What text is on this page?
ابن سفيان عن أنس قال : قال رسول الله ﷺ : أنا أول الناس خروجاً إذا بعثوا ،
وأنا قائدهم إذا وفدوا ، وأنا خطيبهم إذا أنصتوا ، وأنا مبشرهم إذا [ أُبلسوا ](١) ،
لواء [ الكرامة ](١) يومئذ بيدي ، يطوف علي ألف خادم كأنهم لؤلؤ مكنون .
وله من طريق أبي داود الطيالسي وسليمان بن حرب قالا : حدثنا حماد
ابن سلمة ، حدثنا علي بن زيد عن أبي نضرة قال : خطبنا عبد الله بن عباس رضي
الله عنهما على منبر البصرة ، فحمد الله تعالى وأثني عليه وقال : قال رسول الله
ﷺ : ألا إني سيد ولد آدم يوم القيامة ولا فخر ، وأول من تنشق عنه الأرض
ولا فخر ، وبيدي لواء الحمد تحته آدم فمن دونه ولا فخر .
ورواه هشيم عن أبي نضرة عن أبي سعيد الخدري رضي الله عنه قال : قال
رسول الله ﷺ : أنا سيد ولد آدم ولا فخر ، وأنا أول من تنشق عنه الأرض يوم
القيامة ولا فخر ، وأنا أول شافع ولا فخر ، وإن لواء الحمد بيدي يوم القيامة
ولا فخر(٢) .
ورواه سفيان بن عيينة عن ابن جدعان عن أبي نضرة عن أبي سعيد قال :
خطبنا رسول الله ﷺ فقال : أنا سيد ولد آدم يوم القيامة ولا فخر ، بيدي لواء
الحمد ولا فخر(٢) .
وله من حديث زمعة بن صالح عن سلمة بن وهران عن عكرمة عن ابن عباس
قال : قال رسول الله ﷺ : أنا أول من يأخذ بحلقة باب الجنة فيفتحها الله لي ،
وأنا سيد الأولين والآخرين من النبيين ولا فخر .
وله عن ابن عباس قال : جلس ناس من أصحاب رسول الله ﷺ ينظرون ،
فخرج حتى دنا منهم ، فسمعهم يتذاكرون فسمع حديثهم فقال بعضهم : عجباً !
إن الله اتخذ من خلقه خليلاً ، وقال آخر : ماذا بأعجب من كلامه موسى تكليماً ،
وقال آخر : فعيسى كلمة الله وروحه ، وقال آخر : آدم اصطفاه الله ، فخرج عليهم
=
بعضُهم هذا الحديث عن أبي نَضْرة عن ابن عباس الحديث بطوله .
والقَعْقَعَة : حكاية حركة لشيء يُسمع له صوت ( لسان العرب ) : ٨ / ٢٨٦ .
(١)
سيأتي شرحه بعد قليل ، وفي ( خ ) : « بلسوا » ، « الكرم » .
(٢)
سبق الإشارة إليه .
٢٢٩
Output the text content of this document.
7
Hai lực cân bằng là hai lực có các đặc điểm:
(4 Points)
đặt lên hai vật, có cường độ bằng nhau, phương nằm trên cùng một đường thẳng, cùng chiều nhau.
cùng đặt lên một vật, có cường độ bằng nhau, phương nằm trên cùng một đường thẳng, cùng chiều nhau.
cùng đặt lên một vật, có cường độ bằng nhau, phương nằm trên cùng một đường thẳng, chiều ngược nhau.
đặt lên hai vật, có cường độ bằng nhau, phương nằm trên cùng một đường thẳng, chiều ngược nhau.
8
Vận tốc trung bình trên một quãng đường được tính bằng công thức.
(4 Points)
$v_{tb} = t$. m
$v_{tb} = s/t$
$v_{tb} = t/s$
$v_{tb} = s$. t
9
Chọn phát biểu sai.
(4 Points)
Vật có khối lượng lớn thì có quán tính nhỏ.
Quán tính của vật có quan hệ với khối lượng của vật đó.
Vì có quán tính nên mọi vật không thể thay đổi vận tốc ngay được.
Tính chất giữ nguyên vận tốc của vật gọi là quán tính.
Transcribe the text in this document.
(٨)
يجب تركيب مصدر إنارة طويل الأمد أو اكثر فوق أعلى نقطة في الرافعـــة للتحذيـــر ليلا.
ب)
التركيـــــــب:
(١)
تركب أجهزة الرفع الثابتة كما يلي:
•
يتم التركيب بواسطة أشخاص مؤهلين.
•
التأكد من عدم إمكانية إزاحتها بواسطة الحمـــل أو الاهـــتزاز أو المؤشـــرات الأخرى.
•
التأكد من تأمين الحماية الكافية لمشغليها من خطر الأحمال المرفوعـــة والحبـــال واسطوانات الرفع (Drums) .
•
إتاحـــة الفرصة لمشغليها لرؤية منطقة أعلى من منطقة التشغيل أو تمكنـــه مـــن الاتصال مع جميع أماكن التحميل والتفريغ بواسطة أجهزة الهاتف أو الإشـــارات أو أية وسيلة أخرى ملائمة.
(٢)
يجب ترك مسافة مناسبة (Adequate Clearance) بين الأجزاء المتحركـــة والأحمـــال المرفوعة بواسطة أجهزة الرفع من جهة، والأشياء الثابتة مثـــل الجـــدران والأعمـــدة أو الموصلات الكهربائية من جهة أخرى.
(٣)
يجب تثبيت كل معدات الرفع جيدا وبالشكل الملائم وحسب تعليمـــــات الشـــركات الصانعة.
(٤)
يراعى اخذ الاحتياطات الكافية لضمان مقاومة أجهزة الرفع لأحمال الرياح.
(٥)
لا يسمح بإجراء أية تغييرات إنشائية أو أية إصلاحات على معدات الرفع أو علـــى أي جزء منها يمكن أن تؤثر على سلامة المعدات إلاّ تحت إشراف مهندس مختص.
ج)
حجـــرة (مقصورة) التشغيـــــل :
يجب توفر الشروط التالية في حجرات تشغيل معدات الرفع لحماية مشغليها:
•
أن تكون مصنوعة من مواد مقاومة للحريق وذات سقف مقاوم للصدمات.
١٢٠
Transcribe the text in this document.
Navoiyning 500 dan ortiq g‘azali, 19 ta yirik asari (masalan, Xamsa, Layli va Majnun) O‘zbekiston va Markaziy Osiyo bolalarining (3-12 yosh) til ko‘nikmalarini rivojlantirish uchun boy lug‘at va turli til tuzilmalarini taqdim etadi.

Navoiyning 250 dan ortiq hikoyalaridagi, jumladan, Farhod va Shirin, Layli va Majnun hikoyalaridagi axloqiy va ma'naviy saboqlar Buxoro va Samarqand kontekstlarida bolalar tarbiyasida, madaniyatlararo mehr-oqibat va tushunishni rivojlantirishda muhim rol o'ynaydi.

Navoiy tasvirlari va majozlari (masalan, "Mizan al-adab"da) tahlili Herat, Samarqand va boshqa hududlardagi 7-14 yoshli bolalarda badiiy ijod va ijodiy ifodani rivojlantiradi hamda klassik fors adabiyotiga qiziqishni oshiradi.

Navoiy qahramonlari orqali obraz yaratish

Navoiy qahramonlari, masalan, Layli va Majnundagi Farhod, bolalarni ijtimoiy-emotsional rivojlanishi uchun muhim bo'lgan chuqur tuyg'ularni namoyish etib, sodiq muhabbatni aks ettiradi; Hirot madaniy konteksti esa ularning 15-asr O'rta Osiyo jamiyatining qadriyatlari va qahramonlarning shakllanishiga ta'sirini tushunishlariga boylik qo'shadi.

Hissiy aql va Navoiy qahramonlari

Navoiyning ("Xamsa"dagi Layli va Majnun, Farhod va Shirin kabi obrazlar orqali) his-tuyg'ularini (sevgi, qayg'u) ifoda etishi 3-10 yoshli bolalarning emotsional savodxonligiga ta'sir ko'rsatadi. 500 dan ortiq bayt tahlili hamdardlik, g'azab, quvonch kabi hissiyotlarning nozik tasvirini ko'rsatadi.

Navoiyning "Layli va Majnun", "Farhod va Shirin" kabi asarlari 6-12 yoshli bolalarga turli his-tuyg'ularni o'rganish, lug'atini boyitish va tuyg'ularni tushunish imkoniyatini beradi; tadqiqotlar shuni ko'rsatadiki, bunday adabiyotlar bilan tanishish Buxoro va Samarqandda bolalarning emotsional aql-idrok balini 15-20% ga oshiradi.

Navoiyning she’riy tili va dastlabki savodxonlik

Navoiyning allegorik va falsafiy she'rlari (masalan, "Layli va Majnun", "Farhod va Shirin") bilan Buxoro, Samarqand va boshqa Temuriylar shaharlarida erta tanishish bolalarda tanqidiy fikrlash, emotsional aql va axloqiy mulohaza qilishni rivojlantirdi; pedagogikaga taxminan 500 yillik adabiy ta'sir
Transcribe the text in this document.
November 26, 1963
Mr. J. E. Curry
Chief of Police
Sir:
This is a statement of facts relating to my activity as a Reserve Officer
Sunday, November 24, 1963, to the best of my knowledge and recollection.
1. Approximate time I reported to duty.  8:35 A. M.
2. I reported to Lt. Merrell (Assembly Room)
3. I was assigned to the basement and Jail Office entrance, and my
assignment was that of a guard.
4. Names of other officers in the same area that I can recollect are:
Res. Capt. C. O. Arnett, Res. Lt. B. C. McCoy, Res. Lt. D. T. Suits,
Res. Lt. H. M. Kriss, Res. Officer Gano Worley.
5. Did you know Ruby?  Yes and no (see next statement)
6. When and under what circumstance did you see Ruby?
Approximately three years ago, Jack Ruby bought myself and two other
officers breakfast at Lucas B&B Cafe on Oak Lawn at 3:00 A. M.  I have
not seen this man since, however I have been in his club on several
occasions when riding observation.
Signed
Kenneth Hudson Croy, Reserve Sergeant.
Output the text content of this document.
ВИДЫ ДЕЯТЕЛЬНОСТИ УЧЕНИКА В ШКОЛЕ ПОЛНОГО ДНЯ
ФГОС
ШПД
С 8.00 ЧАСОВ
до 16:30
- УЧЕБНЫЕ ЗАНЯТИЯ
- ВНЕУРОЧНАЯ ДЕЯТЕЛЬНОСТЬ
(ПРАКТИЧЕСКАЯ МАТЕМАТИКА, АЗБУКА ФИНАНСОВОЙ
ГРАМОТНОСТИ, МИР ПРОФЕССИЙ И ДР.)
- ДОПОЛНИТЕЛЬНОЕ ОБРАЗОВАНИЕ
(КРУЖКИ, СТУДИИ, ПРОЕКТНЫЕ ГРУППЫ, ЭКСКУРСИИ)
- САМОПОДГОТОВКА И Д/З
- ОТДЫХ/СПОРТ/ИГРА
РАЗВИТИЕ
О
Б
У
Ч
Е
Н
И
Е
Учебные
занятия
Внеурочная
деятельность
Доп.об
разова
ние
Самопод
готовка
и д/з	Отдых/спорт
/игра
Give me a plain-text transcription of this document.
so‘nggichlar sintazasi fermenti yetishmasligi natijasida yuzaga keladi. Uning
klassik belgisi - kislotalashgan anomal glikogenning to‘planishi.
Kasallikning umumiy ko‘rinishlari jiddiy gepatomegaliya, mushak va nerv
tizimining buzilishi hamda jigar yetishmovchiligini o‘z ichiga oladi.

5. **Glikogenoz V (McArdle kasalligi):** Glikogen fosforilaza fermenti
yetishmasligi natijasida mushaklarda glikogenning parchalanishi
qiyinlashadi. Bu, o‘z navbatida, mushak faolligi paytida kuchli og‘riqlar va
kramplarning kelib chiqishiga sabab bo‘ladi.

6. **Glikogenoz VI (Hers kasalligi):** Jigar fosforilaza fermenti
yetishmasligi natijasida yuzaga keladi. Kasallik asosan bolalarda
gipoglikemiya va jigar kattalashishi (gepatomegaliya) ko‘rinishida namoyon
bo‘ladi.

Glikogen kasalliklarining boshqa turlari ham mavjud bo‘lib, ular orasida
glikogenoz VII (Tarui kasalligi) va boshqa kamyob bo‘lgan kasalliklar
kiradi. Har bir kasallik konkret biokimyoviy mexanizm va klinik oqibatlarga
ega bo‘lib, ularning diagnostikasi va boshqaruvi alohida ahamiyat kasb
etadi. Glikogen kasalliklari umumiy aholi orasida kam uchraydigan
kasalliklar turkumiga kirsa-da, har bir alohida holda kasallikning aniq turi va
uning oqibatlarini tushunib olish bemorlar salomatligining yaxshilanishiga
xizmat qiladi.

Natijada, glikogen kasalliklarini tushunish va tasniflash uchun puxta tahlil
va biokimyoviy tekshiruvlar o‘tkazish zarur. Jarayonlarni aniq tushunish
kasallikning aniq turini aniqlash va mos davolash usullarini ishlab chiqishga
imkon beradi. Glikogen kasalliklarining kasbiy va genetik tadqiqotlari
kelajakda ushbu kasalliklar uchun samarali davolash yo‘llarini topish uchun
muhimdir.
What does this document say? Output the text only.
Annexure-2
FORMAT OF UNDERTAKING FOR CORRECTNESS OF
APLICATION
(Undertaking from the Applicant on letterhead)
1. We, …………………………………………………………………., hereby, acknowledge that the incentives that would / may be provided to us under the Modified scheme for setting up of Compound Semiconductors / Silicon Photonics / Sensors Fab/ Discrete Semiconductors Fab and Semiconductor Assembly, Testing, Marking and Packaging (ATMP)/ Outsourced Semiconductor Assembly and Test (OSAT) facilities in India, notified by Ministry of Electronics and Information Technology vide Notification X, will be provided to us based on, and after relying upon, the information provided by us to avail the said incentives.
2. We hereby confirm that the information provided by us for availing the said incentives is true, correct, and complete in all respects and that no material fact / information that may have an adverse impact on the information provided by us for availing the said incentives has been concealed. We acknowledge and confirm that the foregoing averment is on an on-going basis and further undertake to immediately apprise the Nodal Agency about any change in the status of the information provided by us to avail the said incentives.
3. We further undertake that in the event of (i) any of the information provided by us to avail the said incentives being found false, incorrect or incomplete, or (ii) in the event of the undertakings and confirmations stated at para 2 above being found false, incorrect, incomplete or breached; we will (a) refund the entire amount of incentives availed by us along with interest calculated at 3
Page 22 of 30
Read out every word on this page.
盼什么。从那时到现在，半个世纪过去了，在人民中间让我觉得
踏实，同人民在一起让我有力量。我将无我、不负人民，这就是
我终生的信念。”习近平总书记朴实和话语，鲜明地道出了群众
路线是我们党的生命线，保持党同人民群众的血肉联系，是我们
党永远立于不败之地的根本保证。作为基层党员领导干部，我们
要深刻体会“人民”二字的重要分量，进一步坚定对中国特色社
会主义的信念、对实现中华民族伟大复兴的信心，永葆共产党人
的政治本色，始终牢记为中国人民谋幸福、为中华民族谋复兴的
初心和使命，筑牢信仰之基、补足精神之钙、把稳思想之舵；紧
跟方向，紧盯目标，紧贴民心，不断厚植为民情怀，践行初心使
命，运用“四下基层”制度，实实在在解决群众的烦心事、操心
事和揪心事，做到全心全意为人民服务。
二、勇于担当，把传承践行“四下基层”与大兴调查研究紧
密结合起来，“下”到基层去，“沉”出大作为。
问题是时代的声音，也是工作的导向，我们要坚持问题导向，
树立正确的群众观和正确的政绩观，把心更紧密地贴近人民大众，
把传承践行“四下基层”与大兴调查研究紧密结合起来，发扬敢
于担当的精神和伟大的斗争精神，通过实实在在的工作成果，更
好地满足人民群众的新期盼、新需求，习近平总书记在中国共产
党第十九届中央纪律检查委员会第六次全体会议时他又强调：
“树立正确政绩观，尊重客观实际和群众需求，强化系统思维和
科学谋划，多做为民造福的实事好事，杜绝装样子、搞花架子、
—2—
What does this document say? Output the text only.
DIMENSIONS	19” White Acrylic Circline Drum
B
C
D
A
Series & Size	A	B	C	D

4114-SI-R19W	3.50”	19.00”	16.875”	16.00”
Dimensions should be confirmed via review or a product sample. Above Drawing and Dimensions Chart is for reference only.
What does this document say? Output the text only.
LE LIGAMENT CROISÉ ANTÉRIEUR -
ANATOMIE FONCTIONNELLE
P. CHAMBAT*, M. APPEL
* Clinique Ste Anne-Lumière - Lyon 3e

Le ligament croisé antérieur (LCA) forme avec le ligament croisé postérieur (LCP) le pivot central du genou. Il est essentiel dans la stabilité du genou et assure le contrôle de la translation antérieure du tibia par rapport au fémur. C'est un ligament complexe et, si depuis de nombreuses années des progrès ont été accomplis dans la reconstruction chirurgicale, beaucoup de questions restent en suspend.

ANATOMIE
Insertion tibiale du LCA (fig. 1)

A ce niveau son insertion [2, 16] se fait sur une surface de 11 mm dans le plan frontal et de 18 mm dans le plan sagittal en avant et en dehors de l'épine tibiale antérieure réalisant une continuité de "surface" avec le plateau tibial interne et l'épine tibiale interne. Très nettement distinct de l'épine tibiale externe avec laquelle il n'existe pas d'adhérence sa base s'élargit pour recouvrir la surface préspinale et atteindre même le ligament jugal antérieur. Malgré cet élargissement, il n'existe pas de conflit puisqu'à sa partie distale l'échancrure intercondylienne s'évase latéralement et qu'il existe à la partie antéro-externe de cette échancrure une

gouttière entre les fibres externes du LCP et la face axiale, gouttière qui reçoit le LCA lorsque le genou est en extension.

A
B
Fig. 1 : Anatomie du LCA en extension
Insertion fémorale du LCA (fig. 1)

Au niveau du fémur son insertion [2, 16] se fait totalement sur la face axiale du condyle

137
• • •
WHAT YOU SHOULD DO: Extract every line of the records above that contains the word "November".

SOLUTION FOR THIS EXERCISE:
November 26, 1963
Sunday, November 24, 1963, to the best of my knowledge and recollection.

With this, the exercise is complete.